# Work instructions:
From the listing that follows, extract every line and set it down unaltered.

####################

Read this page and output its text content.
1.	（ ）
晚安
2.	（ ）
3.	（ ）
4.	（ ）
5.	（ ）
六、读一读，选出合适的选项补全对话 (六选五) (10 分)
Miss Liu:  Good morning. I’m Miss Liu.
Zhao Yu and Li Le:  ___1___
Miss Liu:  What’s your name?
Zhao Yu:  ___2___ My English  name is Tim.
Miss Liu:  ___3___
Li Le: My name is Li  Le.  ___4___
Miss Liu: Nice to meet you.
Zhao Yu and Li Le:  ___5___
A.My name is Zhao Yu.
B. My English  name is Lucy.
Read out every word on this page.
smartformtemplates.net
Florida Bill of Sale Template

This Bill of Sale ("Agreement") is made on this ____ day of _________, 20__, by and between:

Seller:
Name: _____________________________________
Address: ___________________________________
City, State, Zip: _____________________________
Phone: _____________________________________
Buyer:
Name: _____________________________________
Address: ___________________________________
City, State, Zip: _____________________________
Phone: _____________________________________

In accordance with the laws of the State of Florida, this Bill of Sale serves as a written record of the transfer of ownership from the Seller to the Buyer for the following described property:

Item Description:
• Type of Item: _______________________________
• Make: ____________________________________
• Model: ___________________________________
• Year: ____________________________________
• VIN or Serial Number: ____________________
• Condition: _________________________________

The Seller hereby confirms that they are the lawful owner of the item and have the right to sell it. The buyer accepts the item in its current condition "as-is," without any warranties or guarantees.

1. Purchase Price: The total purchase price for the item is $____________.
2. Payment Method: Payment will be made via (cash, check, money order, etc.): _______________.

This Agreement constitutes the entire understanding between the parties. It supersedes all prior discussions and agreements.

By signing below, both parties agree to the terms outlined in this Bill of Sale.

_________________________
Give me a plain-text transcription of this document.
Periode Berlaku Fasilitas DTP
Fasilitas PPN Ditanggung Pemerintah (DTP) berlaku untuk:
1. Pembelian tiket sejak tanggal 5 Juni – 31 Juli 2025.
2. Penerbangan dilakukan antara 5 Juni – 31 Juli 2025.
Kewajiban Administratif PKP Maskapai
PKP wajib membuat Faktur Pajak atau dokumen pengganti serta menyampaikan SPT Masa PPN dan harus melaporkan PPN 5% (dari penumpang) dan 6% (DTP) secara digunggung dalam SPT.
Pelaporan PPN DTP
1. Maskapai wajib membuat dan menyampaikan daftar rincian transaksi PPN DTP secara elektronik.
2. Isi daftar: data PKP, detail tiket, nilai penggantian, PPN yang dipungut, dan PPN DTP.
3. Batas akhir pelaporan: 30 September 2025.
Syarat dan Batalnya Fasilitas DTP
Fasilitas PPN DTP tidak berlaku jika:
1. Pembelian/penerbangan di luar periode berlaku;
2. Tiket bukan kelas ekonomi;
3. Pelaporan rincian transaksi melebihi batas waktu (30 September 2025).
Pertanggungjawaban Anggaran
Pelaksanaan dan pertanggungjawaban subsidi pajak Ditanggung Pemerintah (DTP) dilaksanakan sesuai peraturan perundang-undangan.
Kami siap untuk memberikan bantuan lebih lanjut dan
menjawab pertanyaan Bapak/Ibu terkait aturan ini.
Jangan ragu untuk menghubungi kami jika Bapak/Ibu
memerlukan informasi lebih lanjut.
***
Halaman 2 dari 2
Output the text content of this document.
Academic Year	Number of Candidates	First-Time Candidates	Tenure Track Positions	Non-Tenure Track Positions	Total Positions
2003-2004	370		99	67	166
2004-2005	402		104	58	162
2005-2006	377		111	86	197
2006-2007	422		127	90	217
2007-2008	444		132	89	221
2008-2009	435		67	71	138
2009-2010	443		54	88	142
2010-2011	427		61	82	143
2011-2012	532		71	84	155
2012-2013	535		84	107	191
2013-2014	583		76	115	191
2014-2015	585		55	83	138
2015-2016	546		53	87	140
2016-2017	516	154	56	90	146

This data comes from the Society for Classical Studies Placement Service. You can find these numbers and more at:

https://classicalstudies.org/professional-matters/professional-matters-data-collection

####################

# Complete response:
Read this page and output its text content.
1.	（ ）
晚安
2.	（ ）
3.	（ ）
4.	（ ）
5.	（ ）
六、读一读，选出合适的选项补全对话 (六选五) (10 分)
Miss Liu:  Good morning. I’m Miss Liu.
Zhao Yu and Li Le:  ___1___
Miss Liu:  What’s your name?
Zhao Yu:  ___2___ My English  name is Tim.
Miss Liu:  ___3___
Li Le: My name is Li  Le.  ___4___
Miss Liu: Nice to meet you.
Zhao Yu and Li Le:  ___5___
A.My name is Zhao Yu.
B. My English  name is Lucy.
Read out every word on this page.
smartformtemplates.net
Florida Bill of Sale Template

This Bill of Sale ("Agreement") is made on this ____ day of _________, 20__, by and between:

Seller:
Name: _____________________________________
Address: ___________________________________
City, State, Zip: _____________________________
Phone: _____________________________________
Buyer:
Name: _____________________________________
Address: ___________________________________
City, State, Zip: _____________________________
Phone: _____________________________________

In accordance with the laws of the State of Florida, this Bill of Sale serves as a written record of the transfer of ownership from the Seller to the Buyer for the following described property:

Item Description:
• Type of Item: _______________________________
• Make: ____________________________________
• Model: ___________________________________
• Year: ____________________________________
• VIN or Serial Number: ____________________
• Condition: _________________________________

The Seller hereby confirms that they are the lawful owner of the item and have the right to sell it. The buyer accepts the item in its current condition "as-is," without any warranties or guarantees.

1. Purchase Price: The total purchase price for the item is $____________.
2. Payment Method: Payment will be made via (cash, check, money order, etc.): _______________.

This Agreement constitutes the entire understanding between the parties. It supersedes all prior discussions and agreements.

By signing below, both parties agree to the terms outlined in this Bill of Sale.

_________________________
Give me a plain-text transcription of this document.
Periode Berlaku Fasilitas DTP
Fasilitas PPN Ditanggung Pemerintah (DTP) berlaku untuk:
1. Pembelian tiket sejak tanggal 5 Juni – 31 Juli 2025.
2. Penerbangan dilakukan antara 5 Juni – 31 Juli 2025.
Kewajiban Administratif PKP Maskapai
PKP wajib membuat Faktur Pajak atau dokumen pengganti serta menyampaikan SPT Masa PPN dan harus melaporkan PPN 5% (dari penumpang) dan 6% (DTP) secara digunggung dalam SPT.
Pelaporan PPN DTP
1. Maskapai wajib membuat dan menyampaikan daftar rincian transaksi PPN DTP secara elektronik.
2. Isi daftar: data PKP, detail tiket, nilai penggantian, PPN yang dipungut, dan PPN DTP.
3. Batas akhir pelaporan: 30 September 2025.
Syarat dan Batalnya Fasilitas DTP
Fasilitas PPN DTP tidak berlaku jika:
1. Pembelian/penerbangan di luar periode berlaku;
2. Tiket bukan kelas ekonomi;
3. Pelaporan rincian transaksi melebihi batas waktu (30 September 2025).
Pertanggungjawaban Anggaran
Pelaksanaan dan pertanggungjawaban subsidi pajak Ditanggung Pemerintah (DTP) dilaksanakan sesuai peraturan perundang-undangan.
Kami siap untuk memberikan bantuan lebih lanjut dan
menjawab pertanyaan Bapak/Ibu terkait aturan ini.
Jangan ragu untuk menghubungi kami jika Bapak/Ibu
memerlukan informasi lebih lanjut.
***
Halaman 2 dari 2
Output the text content of this document.
Academic Year	Number of Candidates	First-Time Candidates	Tenure Track Positions	Non-Tenure Track Positions	Total Positions
2003-2004	370		99	67	166
2004-2005	402		104	58	162
2005-2006	377		111	86	197
2006-2007	422		127	90	217
2007-2008	444		132	89	221
2008-2009	435		67	71	138
2009-2010	443		54	88	142
2010-2011	427		61	82	143
2011-2012	532		71	84	155
2012-2013	535		84	107	191
2013-2014	583		76	115	191
2014-2015	585		55	83	138
2015-2016	546		53	87	140
2016-2017	516	154	56	90	146

This data comes from the Society for Classical Studies Placement Service. You can find these numbers and more at:

https://classicalstudies.org/professional-matters/professional-matters-data-collection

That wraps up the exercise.